►
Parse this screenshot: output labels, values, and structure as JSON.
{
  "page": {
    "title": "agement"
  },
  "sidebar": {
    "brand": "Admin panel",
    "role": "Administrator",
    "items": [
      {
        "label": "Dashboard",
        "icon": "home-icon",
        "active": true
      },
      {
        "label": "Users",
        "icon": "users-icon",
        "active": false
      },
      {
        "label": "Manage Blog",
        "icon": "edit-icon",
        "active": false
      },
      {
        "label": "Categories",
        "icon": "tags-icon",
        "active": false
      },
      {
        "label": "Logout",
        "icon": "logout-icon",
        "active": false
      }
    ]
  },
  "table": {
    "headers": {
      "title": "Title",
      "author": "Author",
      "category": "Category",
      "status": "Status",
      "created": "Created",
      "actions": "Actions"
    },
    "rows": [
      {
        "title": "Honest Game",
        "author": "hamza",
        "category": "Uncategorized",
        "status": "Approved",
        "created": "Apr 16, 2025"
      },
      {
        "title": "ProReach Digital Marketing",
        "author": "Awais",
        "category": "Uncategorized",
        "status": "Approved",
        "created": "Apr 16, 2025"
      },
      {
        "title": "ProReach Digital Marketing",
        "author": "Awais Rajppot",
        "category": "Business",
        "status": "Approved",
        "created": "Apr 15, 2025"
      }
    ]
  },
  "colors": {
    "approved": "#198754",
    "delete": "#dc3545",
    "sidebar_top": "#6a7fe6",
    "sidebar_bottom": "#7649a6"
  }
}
◄
WHAT YOU HAVE TO DO: Print the records once more, exactly as they were given.

WRITTEN ANSWER:
Parse this screenshot: output labels, values, and structure as JSON.
{
  "page": {
    "title": "agement"
  },
  "sidebar": {
    "brand": "Admin panel",
    "role": "Administrator",
    "items": [
      {
        "label": "Dashboard",
        "icon": "home-icon",
        "active": true
      },
      {
        "label": "Users",
        "icon": "users-icon",
        "active": false
      },
      {
        "label": "Manage Blog",
        "icon": "edit-icon",
        "active": false
      },
      {
        "label": "Categories",
        "icon": "tags-icon",
        "active": false
      },
      {
        "label": "Logout",
        "icon": "logout-icon",
        "active": false
      }
    ]
  },
  "table": {
    "headers": {
      "title": "Title",
      "author": "Author",
      "category": "Category",
      "status": "Status",
      "created": "Created",
      "actions": "Actions"
    },
    "rows": [
      {
        "title": "Honest Game",
        "author": "hamza",
        "category": "Uncategorized",
        "status": "Approved",
        "created": "Apr 16, 2025"
      },
      {
        "title": "ProReach Digital Marketing",
        "author": "Awais",
        "category": "Uncategorized",
        "status": "Approved",
        "created": "Apr 16, 2025"
      },
      {
        "title": "ProReach Digital Marketing",
        "author": "Awais Rajppot",
        "category": "Business",
        "status": "Approved",
        "created": "Apr 15, 2025"
      }
    ]
  },
  "colors": {
    "approved": "#198754",
    "delete": "#dc3545",
    "sidebar_top": "#6a7fe6",
    "sidebar_bottom": "#7649a6"
  }
}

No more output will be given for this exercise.